Task brief: Reproduce all records verbatim.
···
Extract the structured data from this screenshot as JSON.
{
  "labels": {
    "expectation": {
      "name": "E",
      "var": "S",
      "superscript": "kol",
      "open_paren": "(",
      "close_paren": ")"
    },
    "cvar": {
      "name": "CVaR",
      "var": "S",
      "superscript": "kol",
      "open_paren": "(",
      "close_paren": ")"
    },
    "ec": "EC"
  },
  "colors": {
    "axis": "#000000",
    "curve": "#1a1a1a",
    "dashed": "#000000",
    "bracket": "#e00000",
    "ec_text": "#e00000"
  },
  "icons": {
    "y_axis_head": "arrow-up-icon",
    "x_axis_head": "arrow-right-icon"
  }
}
···
Written answer:
Extract the structured data from this screenshot as JSON.
{
  "labels": {
    "expectation": {
      "name": "E",
      "var": "S",
      "superscript": "kol",
      "open_paren": "(",
      "close_paren": ")"
    },
    "cvar": {
      "name": "CVaR",
      "var": "S",
      "superscript": "kol",
      "open_paren": "(",
      "close_paren": ")"
    },
    "ec": "EC"
  },
  "colors": {
    "axis": "#000000",
    "curve": "#1a1a1a",
    "dashed": "#000000",
    "bracket": "#e00000",
    "ec_text": "#e00000"
  },
  "icons": {
    "y_axis_head": "arrow-up-icon",
    "x_axis_head": "arrow-right-icon"
  }
}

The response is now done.